- Challenge -
The records that follow are to be transcribed in full, without their images.

- Excerpted records -

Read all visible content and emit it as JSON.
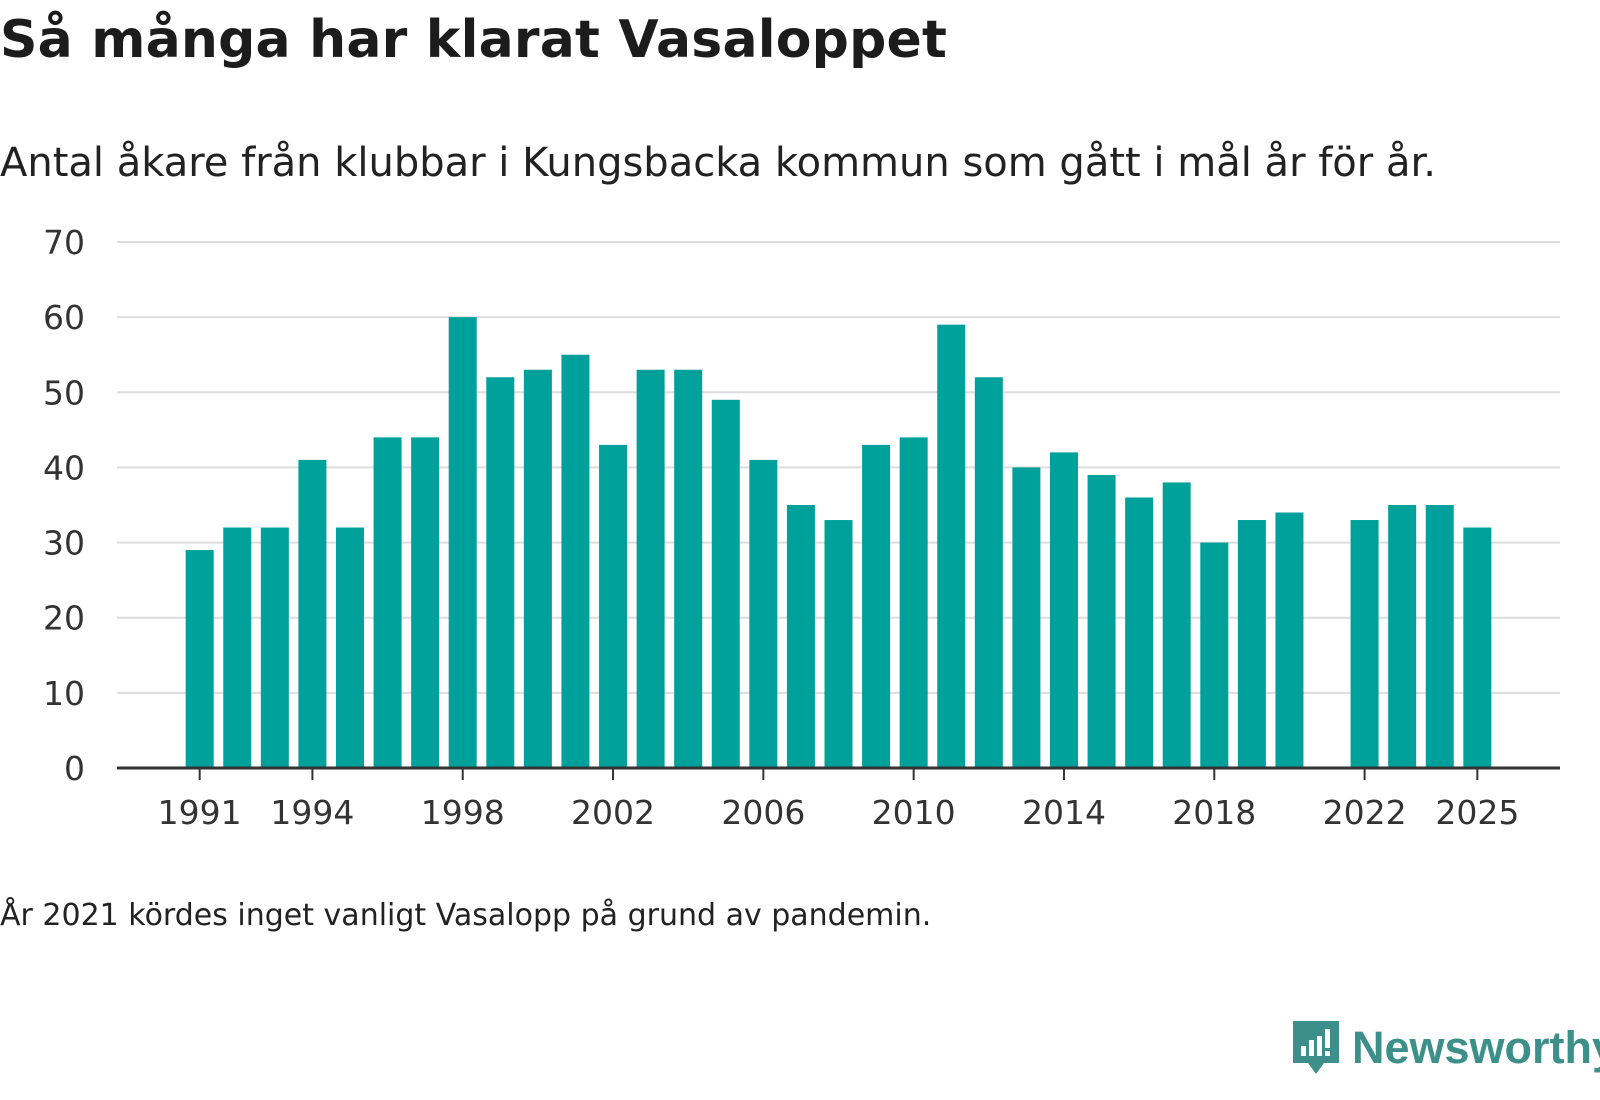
{
  "title": "Så många har klarat Vasaloppet",
  "subtitle": "Antal åkare från klubbar i Kungsbacka kommun som gått i mål år för år.",
  "note": "År 2021 kördes inget vanligt Vasalopp på grund av pandemin.",
  "brand": {
    "name": "Newsworthy",
    "icon": "newsworthy-logo-icon",
    "color": "#3d8f8a"
  },
  "colors": {
    "bar": "#00a19a",
    "grid": "#dddddd",
    "axis": "#333333"
  },
  "chart_data": {
    "type": "bar",
    "title": "Så många har klarat Vasaloppet",
    "xlabel": "",
    "ylabel": "",
    "ylim": [
      0,
      70
    ],
    "yticks": [
      0,
      10,
      20,
      30,
      40,
      50,
      60,
      70
    ],
    "xlim": [
      1988.8,
      2027.2
    ],
    "xticks": [
      1991,
      1994,
      1998,
      2002,
      2006,
      2010,
      2014,
      2018,
      2022,
      2025
    ],
    "grid": true,
    "legend": "none",
    "categories": [
      1991,
      1992,
      1993,
      1994,
      1995,
      1996,
      1997,
      1998,
      1999,
      2000,
      2001,
      2002,
      2003,
      2004,
      2005,
      2006,
      2007,
      2008,
      2009,
      2010,
      2011,
      2012,
      2013,
      2014,
      2015,
      2016,
      2017,
      2018,
      2019,
      2020,
      2022,
      2023,
      2024,
      2025
    ],
    "values": [
      29,
      32,
      32,
      41,
      32,
      44,
      44,
      60,
      52,
      53,
      55,
      43,
      53,
      53,
      49,
      41,
      35,
      33,
      43,
      44,
      59,
      52,
      40,
      42,
      39,
      36,
      38,
      30,
      33,
      34,
      33,
      35,
      35,
      32
    ]
  }
}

- Output for this exercise -
Read all visible content and emit it as JSON.
{
  "title": "Så många har klarat Vasaloppet",
  "subtitle": "Antal åkare från klubbar i Kungsbacka kommun som gått i mål år för år.",
  "note": "År 2021 kördes inget vanligt Vasalopp på grund av pandemin.",
  "brand": {
    "name": "Newsworthy",
    "icon": "newsworthy-logo-icon",
    "color": "#3d8f8a"
  },
  "colors": {
    "bar": "#00a19a",
    "grid": "#dddddd",
    "axis": "#333333"
  },
  "chart_data": {
    "type": "bar",
    "title": "Så många har klarat Vasaloppet",
    "xlabel": "",
    "ylabel": "",
    "ylim": [
      0,
      70
    ],
    "yticks": [
      0,
      10,
      20,
      30,
      40,
      50,
      60,
      70
    ],
    "xlim": [
      1988.8,
      2027.2
    ],
    "xticks": [
      1991,
      1994,
      1998,
      2002,
      2006,
      2010,
      2014,
      2018,
      2022,
      2025
    ],
    "grid": true,
    "legend": "none",
    "categories": [
      1991,
      1992,
      1993,
      1994,
      1995,
      1996,
      1997,
      1998,
      1999,
      2000,
      2001,
      2002,
      2003,
      2004,
      2005,
      2006,
      2007,
      2008,
      2009,
      2010,
      2011,
      2012,
      2013,
      2014,
      2015,
      2016,
      2017,
      2018,
      2019,
      2020,
      2022,
      2023,
      2024,
      2025
    ],
    "values": [
      29,
      32,
      32,
      41,
      32,
      44,
      44,
      60,
      52,
      53,
      55,
      43,
      53,
      53,
      49,
      41,
      35,
      33,
      43,
      44,
      59,
      52,
      40,
      42,
      39,
      36,
      38,
      30,
      33,
      34,
      33,
      35,
      35,
      32
    ]
  }
}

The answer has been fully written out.